- **REQUIRED WORK**:
Pick out the lines containing "name".

(Source records)
..............................

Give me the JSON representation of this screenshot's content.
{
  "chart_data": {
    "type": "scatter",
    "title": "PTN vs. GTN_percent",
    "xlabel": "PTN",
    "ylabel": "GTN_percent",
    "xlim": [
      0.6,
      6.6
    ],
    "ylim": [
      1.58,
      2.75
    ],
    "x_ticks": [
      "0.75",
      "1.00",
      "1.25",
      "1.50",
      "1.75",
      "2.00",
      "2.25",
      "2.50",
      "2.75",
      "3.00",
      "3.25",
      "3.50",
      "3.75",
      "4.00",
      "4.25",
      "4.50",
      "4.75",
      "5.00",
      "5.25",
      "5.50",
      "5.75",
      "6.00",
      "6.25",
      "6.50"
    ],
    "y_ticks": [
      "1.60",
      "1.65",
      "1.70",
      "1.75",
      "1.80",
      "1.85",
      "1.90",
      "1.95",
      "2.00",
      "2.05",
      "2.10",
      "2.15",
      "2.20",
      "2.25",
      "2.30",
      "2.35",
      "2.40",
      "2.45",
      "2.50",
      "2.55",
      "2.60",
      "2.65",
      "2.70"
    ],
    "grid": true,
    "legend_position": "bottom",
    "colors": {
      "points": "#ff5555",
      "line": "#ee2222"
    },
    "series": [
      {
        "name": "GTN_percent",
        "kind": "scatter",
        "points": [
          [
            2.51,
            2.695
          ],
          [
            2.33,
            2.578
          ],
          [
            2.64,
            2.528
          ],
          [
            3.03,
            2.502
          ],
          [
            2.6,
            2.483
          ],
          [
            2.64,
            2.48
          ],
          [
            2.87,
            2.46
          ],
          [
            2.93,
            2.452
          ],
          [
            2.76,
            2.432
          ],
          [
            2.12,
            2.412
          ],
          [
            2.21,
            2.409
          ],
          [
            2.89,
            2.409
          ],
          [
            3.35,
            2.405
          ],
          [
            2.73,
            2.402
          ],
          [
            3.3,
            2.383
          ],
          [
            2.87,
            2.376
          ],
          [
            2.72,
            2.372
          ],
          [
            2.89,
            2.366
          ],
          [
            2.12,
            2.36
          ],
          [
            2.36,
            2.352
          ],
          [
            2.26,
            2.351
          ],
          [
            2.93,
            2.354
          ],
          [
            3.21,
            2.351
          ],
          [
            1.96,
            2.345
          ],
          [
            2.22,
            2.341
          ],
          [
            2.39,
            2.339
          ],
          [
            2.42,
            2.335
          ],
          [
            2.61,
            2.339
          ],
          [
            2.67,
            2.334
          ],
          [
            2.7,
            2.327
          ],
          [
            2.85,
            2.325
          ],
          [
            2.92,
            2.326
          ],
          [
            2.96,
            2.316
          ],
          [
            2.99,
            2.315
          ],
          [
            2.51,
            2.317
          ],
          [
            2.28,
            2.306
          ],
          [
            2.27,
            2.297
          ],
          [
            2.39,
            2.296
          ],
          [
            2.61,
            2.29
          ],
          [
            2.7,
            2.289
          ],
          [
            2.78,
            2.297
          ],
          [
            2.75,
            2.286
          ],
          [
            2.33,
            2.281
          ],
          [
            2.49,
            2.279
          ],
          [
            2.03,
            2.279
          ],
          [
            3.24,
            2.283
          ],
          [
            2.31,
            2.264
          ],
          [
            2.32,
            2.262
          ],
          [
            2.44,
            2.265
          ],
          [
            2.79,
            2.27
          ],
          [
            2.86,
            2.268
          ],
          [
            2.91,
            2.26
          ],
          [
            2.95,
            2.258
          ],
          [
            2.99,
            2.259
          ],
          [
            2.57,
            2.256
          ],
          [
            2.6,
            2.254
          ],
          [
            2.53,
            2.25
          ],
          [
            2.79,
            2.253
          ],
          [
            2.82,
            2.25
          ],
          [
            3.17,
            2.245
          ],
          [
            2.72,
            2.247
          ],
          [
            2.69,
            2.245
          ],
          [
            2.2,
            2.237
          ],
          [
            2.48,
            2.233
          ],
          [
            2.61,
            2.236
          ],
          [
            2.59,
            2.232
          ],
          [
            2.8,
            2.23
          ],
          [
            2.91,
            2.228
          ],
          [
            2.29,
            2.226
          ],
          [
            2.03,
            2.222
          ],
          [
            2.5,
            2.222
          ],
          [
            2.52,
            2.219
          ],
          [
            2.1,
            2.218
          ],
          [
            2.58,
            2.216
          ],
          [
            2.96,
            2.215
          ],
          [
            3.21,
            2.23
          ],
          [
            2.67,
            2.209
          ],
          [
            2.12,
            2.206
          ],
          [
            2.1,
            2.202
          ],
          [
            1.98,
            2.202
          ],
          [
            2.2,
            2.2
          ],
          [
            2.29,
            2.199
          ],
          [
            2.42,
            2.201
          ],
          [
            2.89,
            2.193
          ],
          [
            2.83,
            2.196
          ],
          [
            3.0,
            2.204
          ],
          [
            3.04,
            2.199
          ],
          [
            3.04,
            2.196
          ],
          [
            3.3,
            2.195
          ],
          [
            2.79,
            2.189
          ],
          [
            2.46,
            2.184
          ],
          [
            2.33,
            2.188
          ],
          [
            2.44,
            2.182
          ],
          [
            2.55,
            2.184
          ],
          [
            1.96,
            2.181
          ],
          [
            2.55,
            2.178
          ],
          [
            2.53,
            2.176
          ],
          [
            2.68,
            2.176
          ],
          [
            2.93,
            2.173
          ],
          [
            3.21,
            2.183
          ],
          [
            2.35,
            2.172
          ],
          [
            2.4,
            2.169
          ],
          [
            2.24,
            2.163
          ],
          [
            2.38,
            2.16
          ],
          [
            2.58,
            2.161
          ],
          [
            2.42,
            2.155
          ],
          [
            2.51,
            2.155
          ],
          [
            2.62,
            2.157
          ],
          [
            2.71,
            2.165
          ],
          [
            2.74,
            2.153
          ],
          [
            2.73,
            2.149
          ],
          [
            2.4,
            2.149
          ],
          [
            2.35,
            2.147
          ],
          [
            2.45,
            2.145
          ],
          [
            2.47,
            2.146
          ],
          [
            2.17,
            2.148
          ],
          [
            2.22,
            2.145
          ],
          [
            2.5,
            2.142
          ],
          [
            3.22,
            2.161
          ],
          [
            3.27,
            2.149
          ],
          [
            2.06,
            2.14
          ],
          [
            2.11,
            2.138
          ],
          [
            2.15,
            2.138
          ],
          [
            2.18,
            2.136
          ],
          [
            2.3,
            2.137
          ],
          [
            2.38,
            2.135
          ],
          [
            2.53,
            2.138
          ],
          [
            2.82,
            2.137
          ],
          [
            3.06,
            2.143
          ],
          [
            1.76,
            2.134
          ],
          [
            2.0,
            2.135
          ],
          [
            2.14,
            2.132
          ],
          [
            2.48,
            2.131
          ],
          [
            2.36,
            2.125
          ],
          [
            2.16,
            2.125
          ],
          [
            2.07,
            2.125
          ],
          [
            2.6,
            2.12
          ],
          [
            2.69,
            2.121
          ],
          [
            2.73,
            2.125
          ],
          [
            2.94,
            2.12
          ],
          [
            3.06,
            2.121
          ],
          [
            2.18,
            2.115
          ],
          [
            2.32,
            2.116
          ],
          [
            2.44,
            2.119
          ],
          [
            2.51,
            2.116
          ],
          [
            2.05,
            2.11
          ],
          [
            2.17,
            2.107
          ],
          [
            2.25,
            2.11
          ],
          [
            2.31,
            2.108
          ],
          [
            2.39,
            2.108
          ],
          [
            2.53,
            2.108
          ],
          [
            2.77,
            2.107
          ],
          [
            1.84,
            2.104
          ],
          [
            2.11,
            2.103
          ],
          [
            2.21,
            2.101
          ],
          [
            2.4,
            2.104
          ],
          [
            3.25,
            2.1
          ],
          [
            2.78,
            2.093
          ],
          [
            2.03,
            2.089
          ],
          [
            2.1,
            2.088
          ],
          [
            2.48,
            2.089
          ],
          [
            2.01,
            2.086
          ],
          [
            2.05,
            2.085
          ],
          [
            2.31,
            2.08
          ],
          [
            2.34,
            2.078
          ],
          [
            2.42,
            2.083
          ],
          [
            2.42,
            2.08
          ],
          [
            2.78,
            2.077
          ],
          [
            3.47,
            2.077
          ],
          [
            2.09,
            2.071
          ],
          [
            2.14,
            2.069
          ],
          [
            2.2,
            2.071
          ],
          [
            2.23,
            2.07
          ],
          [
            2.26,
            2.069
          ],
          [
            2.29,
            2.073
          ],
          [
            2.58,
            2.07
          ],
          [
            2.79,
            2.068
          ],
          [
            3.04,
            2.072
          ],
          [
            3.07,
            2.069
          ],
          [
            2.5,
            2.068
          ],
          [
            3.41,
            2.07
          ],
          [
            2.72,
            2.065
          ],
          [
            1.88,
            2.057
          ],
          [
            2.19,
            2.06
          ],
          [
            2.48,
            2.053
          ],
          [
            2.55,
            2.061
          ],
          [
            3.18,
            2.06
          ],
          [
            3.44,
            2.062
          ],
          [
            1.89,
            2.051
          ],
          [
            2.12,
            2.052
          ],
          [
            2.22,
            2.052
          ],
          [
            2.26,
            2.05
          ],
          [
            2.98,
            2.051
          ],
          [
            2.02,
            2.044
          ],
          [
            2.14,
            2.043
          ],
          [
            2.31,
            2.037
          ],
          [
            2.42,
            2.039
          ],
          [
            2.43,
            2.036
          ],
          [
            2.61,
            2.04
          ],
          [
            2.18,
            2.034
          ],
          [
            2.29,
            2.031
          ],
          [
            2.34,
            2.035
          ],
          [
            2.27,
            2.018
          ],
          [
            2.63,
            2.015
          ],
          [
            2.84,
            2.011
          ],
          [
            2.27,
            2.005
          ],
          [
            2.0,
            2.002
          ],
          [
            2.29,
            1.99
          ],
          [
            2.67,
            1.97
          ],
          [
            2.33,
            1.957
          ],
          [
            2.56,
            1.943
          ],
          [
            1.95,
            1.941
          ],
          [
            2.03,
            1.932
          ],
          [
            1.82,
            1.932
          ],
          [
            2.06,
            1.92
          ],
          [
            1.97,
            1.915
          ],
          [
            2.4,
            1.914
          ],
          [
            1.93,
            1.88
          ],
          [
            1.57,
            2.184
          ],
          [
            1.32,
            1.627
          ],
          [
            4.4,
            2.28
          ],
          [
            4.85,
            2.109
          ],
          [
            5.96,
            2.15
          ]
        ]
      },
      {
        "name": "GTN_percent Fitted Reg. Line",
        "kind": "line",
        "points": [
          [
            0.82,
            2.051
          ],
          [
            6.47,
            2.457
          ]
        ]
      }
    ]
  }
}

..............................

- **ANSWER TO THIS PROBLEM**:
        "name": "GTN_percent",
        "name": "GTN_percent Fitted Reg. Line",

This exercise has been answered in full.